WORK TO DO: All entries below need to be written out exactly, but without their pictures.

(Extracted records)
## START
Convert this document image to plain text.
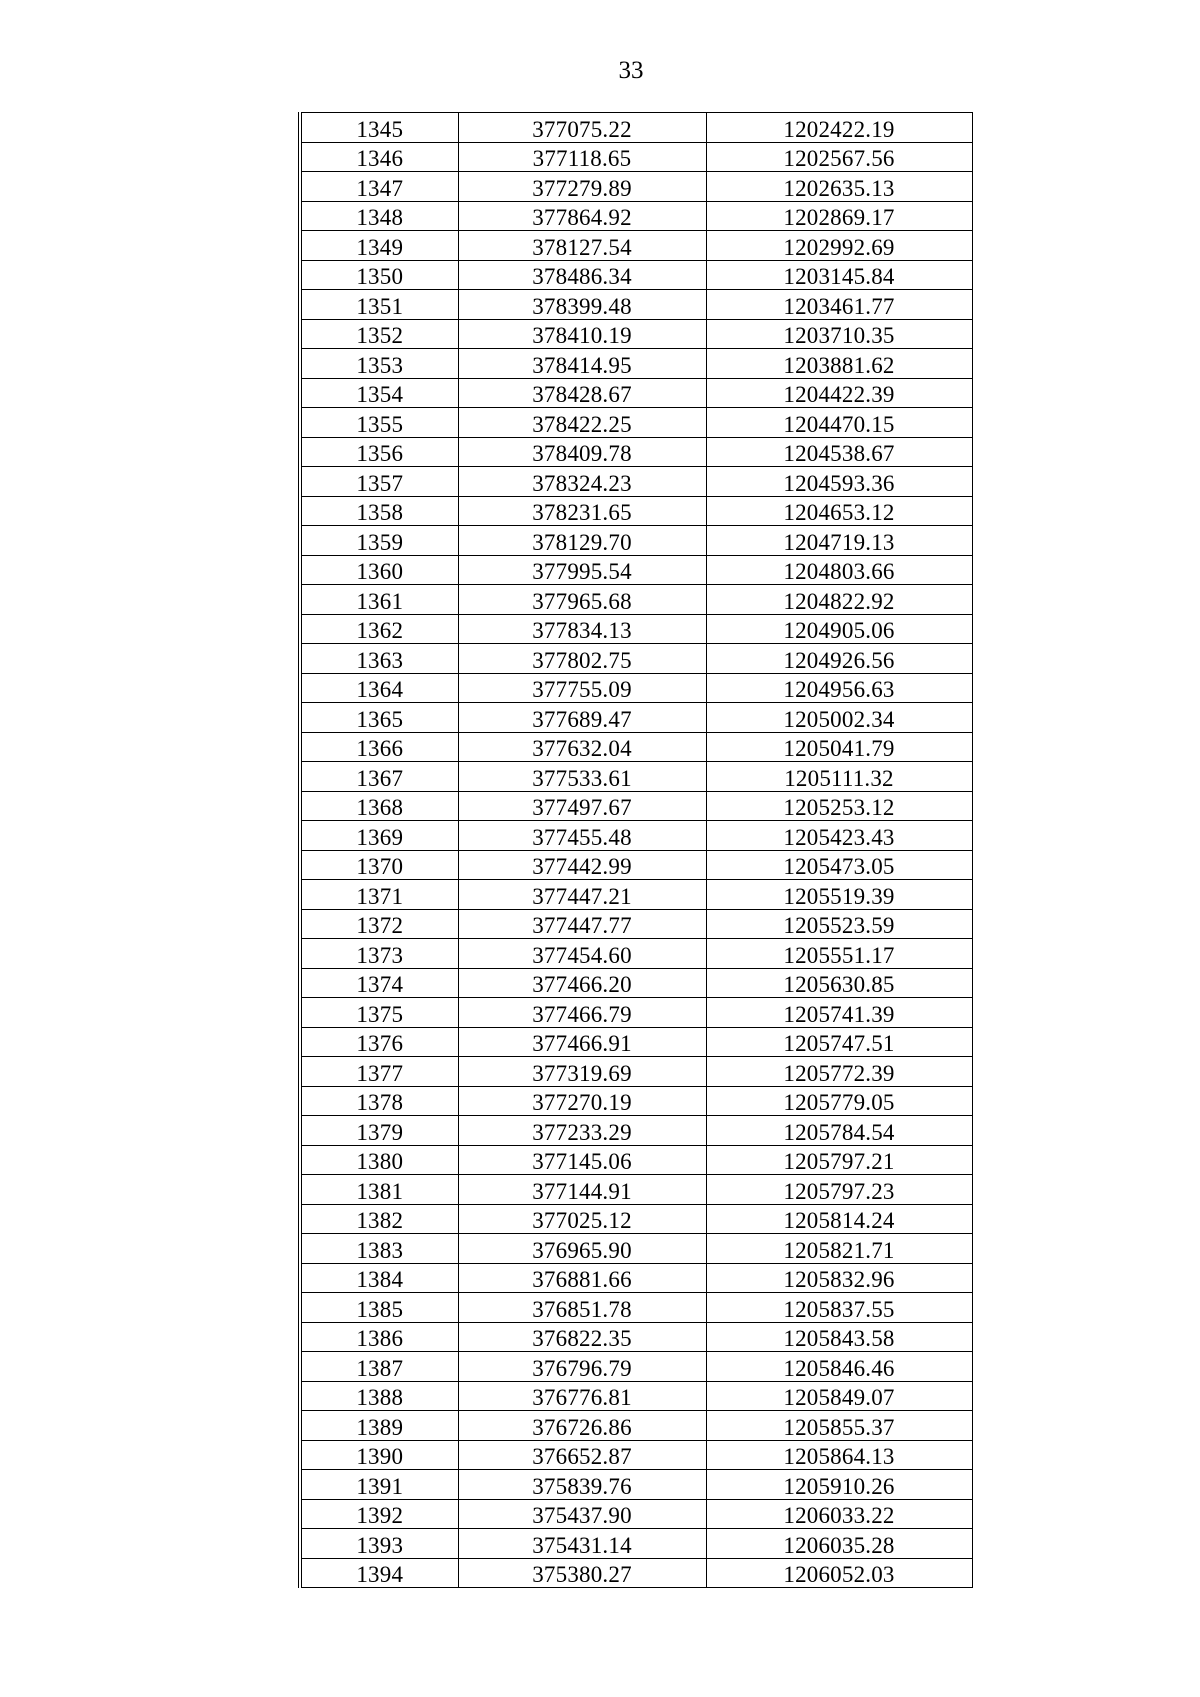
33
1345	377075.22	1202422.19
1346	377118.65	1202567.56
1347	377279.89	1202635.13
1348	377864.92	1202869.17
1349	378127.54	1202992.69
1350	378486.34	1203145.84
1351	378399.48	1203461.77
1352	378410.19	1203710.35
1353	378414.95	1203881.62
1354	378428.67	1204422.39
1355	378422.25	1204470.15
1356	378409.78	1204538.67
1357	378324.23	1204593.36
1358	378231.65	1204653.12
1359	378129.70	1204719.13
1360	377995.54	1204803.66
1361	377965.68	1204822.92
1362	377834.13	1204905.06
1363	377802.75	1204926.56
1364	377755.09	1204956.63
1365	377689.47	1205002.34
1366	377632.04	1205041.79
1367	377533.61	1205111.32
1368	377497.67	1205253.12
1369	377455.48	1205423.43
1370	377442.99	1205473.05
1371	377447.21	1205519.39
1372	377447.77	1205523.59
1373	377454.60	1205551.17
1374	377466.20	1205630.85
1375	377466.79	1205741.39
1376	377466.91	1205747.51
1377	377319.69	1205772.39
1378	377270.19	1205779.05
1379	377233.29	1205784.54
1380	377145.06	1205797.21
1381	377144.91	1205797.23
1382	377025.12	1205814.24
1383	376965.90	1205821.71
1384	376881.66	1205832.96
1385	376851.78	1205837.55
1386	376822.35	1205843.58
1387	376796.79	1205846.46
1388	376776.81	1205849.07
1389	376726.86	1205855.37
1390	376652.87	1205864.13
1391	375839.76	1205910.26
1392	375437.90	1206033.22
1393	375431.14	1206035.28
1394	375380.27	1206052.03
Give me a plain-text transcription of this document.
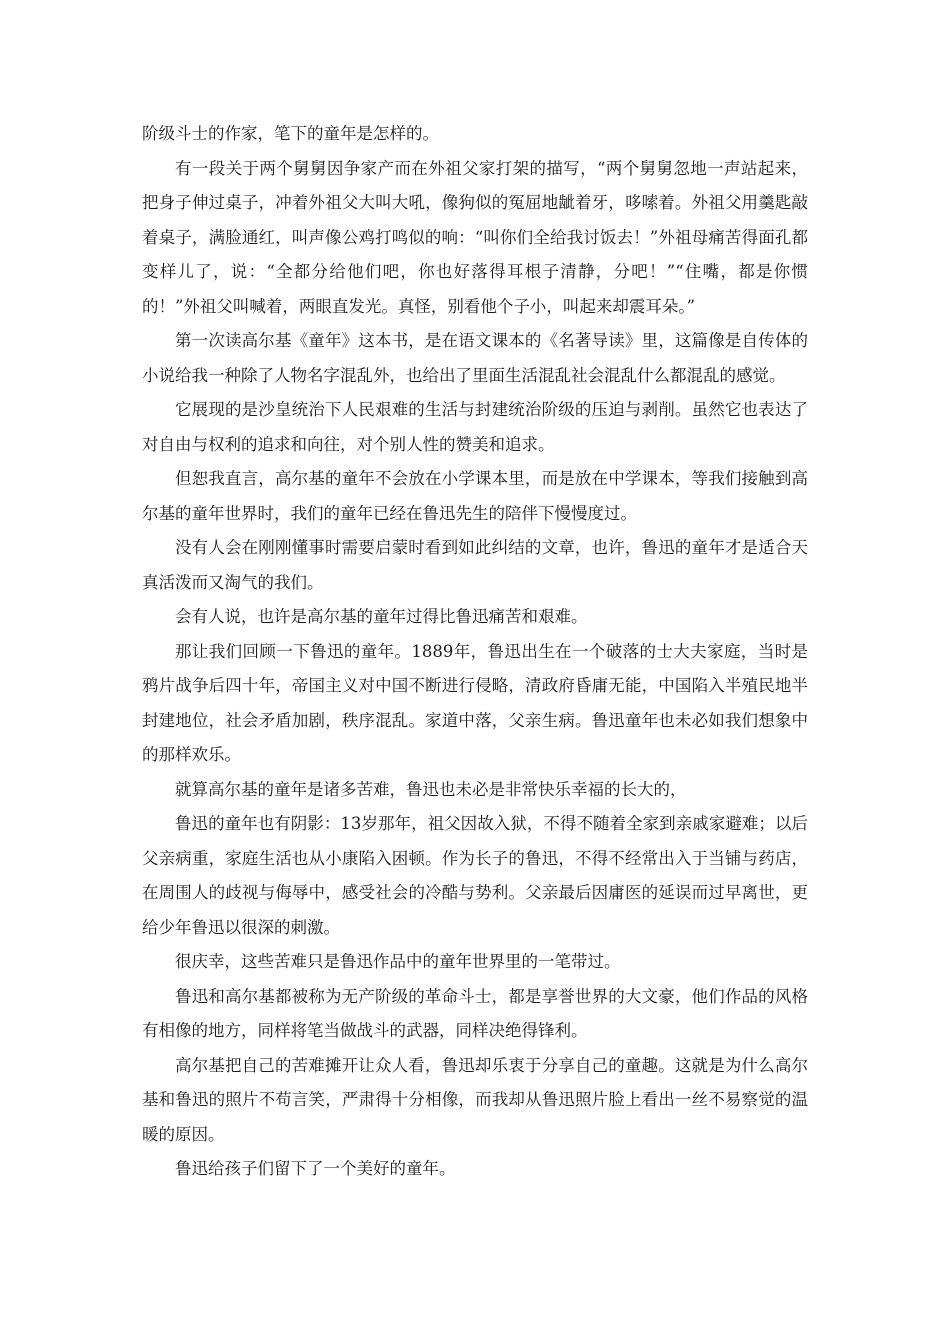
阶级斗士的作家，笔下的童年是怎样的。

有一段关于两个舅舅因争家产而在外祖父家打架的描写，“两个舅舅忽地一声站起来，把身子伸过桌子，冲着外祖父大叫大吼，像狗似的冤屈地龇着牙，哆嗦着。外祖父用羹匙敲着桌子，满脸通红，叫声像公鸡打鸣似的响：“叫你们全给我讨饭去！”外祖母痛苦得面孔都变样儿了，说：“全都分给他们吧，你也好落得耳根子清静，分吧！”“住嘴，都是你惯的！”外祖父叫喊着，两眼直发光。真怪，别看他个子小，叫起来却震耳朵。”

第一次读高尔基《童年》这本书，是在语文课本的《名著导读》里，这篇像是自传体的小说给我一种除了人物名字混乱外，也给出了里面生活混乱社会混乱什么都混乱的感觉。

它展现的是沙皇统治下人民艰难的生活与封建统治阶级的压迫与剥削。虽然它也表达了对自由与权利的追求和向往，对个别人性的赞美和追求。

但恕我直言，高尔基的童年不会放在小学课本里，而是放在中学课本，等我们接触到高尔基的童年世界时，我们的童年已经在鲁迅先生的陪伴下慢慢度过。

没有人会在刚刚懂事时需要启蒙时看到如此纠结的文章，也许，鲁迅的童年才是适合天真活泼而又淘气的我们。

会有人说，也许是高尔基的童年过得比鲁迅痛苦和艰难。

那让我们回顾一下鲁迅的童年。1889年，鲁迅出生在一个破落的士大夫家庭，当时是鸦片战争后四十年，帝国主义对中国不断进行侵略，清政府昏庸无能，中国陷入半殖民地半封建地位，社会矛盾加剧，秩序混乱。家道中落，父亲生病。鲁迅童年也未必如我们想象中的那样欢乐。

就算高尔基的童年是诸多苦难，鲁迅也未必是非常快乐幸福的长大的，

鲁迅的童年也有阴影：13岁那年，祖父因故入狱，不得不随着全家到亲戚家避难；以后父亲病重，家庭生活也从小康陷入困顿。作为长子的鲁迅，不得不经常出入于当铺与药店，在周围人的歧视与侮辱中，感受社会的冷酷与势利。父亲最后因庸医的延误而过早离世，更给少年鲁迅以很深的刺激。

很庆幸，这些苦难只是鲁迅作品中的童年世界里的一笔带过。

鲁迅和高尔基都被称为无产阶级的革命斗士，都是享誉世界的大文豪，他们作品的风格有相像的地方，同样将笔当做战斗的武器，同样决绝得锋利。

高尔基把自己的苦难摊开让众人看，鲁迅却乐衷于分享自己的童趣。这就是为什么高尔基和鲁迅的照片不苟言笑，严肃得十分相像，而我却从鲁迅照片脸上看出一丝不易察觉的温暖的原因。

鲁迅给孩子们留下了一个美好的童年。
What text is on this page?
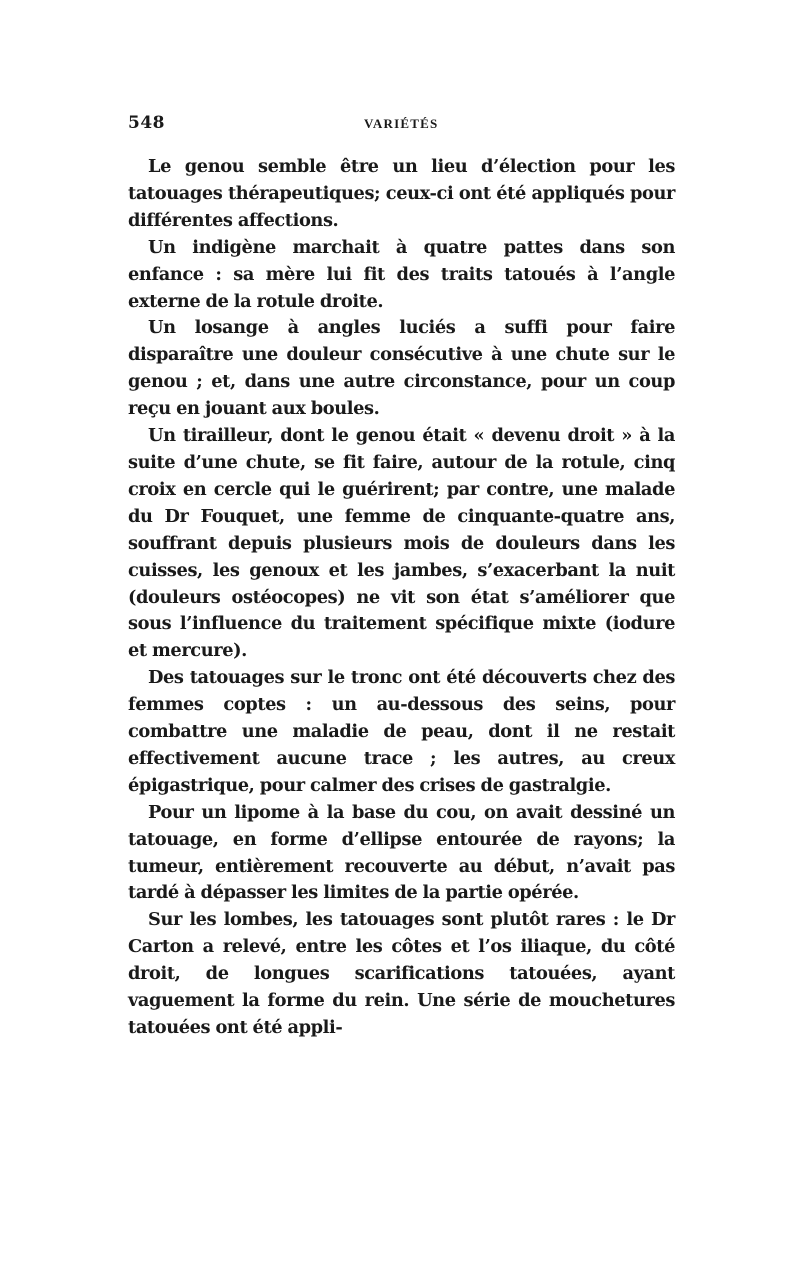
548	VARIÉTÉS

Le genou semble être un lieu d’élection pour les tatouages thérapeutiques; ceux-ci ont été appliqués pour différentes affections.

Un indigène marchait à quatre pattes dans son enfance : sa mère lui fit des traits tatoués à l’angle externe de la rotule droite.

Un losange à angles luciés a suffi pour faire disparaître une douleur consécutive à une chute sur le genou ; et, dans une autre circonstance, pour un coup reçu en jouant aux boules.

Un tirailleur, dont le genou était « devenu droit » à la suite d’une chute, se fit faire, autour de la rotule, cinq croix en cercle qui le guérirent; par contre, une malade du Dr Fouquet, une femme de cinquante-quatre ans, souffrant depuis plusieurs mois de douleurs dans les cuisses, les genoux et les jambes, s’exacerbant la nuit (douleurs ostéocopes) ne vit son état s’améliorer que sous l’influence du traitement spécifique mixte (iodure et mercure).

Des tatouages sur le tronc ont été découverts chez des femmes coptes : un au-dessous des seins, pour combattre une maladie de peau, dont il ne restait effectivement aucune trace ; les autres, au creux épigastrique, pour calmer des crises de gastralgie.

Pour un lipome à la base du cou, on avait dessiné un tatouage, en forme d’ellipse entourée de rayons; la tumeur, entièrement recouverte au début, n’avait pas tardé à dépasser les limites de la partie opérée.

Sur les lombes, les tatouages sont plutôt rares : le Dr Carton a relevé, entre les côtes et l’os iliaque, du côté droit, de longues scarifications tatouées, ayant vaguement la forme du rein. Une série de mouchetures tatouées ont été appli-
## END
RESULT BELOW:
Convert this document image to plain text.
33
1345	377075.22	1202422.19
1346	377118.65	1202567.56
1347	377279.89	1202635.13
1348	377864.92	1202869.17
1349	378127.54	1202992.69
1350	378486.34	1203145.84
1351	378399.48	1203461.77
1352	378410.19	1203710.35
1353	378414.95	1203881.62
1354	378428.67	1204422.39
1355	378422.25	1204470.15
1356	378409.78	1204538.67
1357	378324.23	1204593.36
1358	378231.65	1204653.12
1359	378129.70	1204719.13
1360	377995.54	1204803.66
1361	377965.68	1204822.92
1362	377834.13	1204905.06
1363	377802.75	1204926.56
1364	377755.09	1204956.63
1365	377689.47	1205002.34
1366	377632.04	1205041.79
1367	377533.61	1205111.32
1368	377497.67	1205253.12
1369	377455.48	1205423.43
1370	377442.99	1205473.05
1371	377447.21	1205519.39
1372	377447.77	1205523.59
1373	377454.60	1205551.17
1374	377466.20	1205630.85
1375	377466.79	1205741.39
1376	377466.91	1205747.51
1377	377319.69	1205772.39
1378	377270.19	1205779.05
1379	377233.29	1205784.54
1380	377145.06	1205797.21
1381	377144.91	1205797.23
1382	377025.12	1205814.24
1383	376965.90	1205821.71
1384	376881.66	1205832.96
1385	376851.78	1205837.55
1386	376822.35	1205843.58
1387	376796.79	1205846.46
1388	376776.81	1205849.07
1389	376726.86	1205855.37
1390	376652.87	1205864.13
1391	375839.76	1205910.26
1392	375437.90	1206033.22
1393	375431.14	1206035.28
1394	375380.27	1206052.03
Give me a plain-text transcription of this document.
阶级斗士的作家，笔下的童年是怎样的。

有一段关于两个舅舅因争家产而在外祖父家打架的描写，“两个舅舅忽地一声站起来，把身子伸过桌子，冲着外祖父大叫大吼，像狗似的冤屈地龇着牙，哆嗦着。外祖父用羹匙敲着桌子，满脸通红，叫声像公鸡打鸣似的响：“叫你们全给我讨饭去！”外祖母痛苦得面孔都变样儿了，说：“全都分给他们吧，你也好落得耳根子清静，分吧！”“住嘴，都是你惯的！”外祖父叫喊着，两眼直发光。真怪，别看他个子小，叫起来却震耳朵。”

第一次读高尔基《童年》这本书，是在语文课本的《名著导读》里，这篇像是自传体的小说给我一种除了人物名字混乱外，也给出了里面生活混乱社会混乱什么都混乱的感觉。

它展现的是沙皇统治下人民艰难的生活与封建统治阶级的压迫与剥削。虽然它也表达了对自由与权利的追求和向往，对个别人性的赞美和追求。

但恕我直言，高尔基的童年不会放在小学课本里，而是放在中学课本，等我们接触到高尔基的童年世界时，我们的童年已经在鲁迅先生的陪伴下慢慢度过。

没有人会在刚刚懂事时需要启蒙时看到如此纠结的文章，也许，鲁迅的童年才是适合天真活泼而又淘气的我们。

会有人说，也许是高尔基的童年过得比鲁迅痛苦和艰难。

那让我们回顾一下鲁迅的童年。1889年，鲁迅出生在一个破落的士大夫家庭，当时是鸦片战争后四十年，帝国主义对中国不断进行侵略，清政府昏庸无能，中国陷入半殖民地半封建地位，社会矛盾加剧，秩序混乱。家道中落，父亲生病。鲁迅童年也未必如我们想象中的那样欢乐。

就算高尔基的童年是诸多苦难，鲁迅也未必是非常快乐幸福的长大的，

鲁迅的童年也有阴影：13岁那年，祖父因故入狱，不得不随着全家到亲戚家避难；以后父亲病重，家庭生活也从小康陷入困顿。作为长子的鲁迅，不得不经常出入于当铺与药店，在周围人的歧视与侮辱中，感受社会的冷酷与势利。父亲最后因庸医的延误而过早离世，更给少年鲁迅以很深的刺激。

很庆幸，这些苦难只是鲁迅作品中的童年世界里的一笔带过。

鲁迅和高尔基都被称为无产阶级的革命斗士，都是享誉世界的大文豪，他们作品的风格有相像的地方，同样将笔当做战斗的武器，同样决绝得锋利。

高尔基把自己的苦难摊开让众人看，鲁迅却乐衷于分享自己的童趣。这就是为什么高尔基和鲁迅的照片不苟言笑，严肃得十分相像，而我却从鲁迅照片脸上看出一丝不易察觉的温暖的原因。

鲁迅给孩子们留下了一个美好的童年。
What text is on this page?
548	VARIÉTÉS

Le genou semble être un lieu d’élection pour les tatouages thérapeutiques; ceux-ci ont été appliqués pour différentes affections.

Un indigène marchait à quatre pattes dans son enfance : sa mère lui fit des traits tatoués à l’angle externe de la rotule droite.

Un losange à angles luciés a suffi pour faire disparaître une douleur consécutive à une chute sur le genou ; et, dans une autre circonstance, pour un coup reçu en jouant aux boules.

Un tirailleur, dont le genou était « devenu droit » à la suite d’une chute, se fit faire, autour de la rotule, cinq croix en cercle qui le guérirent; par contre, une malade du Dr Fouquet, une femme de cinquante-quatre ans, souffrant depuis plusieurs mois de douleurs dans les cuisses, les genoux et les jambes, s’exacerbant la nuit (douleurs ostéocopes) ne vit son état s’améliorer que sous l’influence du traitement spécifique mixte (iodure et mercure).

Des tatouages sur le tronc ont été découverts chez des femmes coptes : un au-dessous des seins, pour combattre une maladie de peau, dont il ne restait effectivement aucune trace ; les autres, au creux épigastrique, pour calmer des crises de gastralgie.

Pour un lipome à la base du cou, on avait dessiné un tatouage, en forme d’ellipse entourée de rayons; la tumeur, entièrement recouverte au début, n’avait pas tardé à dépasser les limites de la partie opérée.

Sur les lombes, les tatouages sont plutôt rares : le Dr Carton a relevé, entre les côtes et l’os iliaque, du côté droit, de longues scarifications tatouées, ayant vaguement la forme du rein. Une série de mouchetures tatouées ont été appli-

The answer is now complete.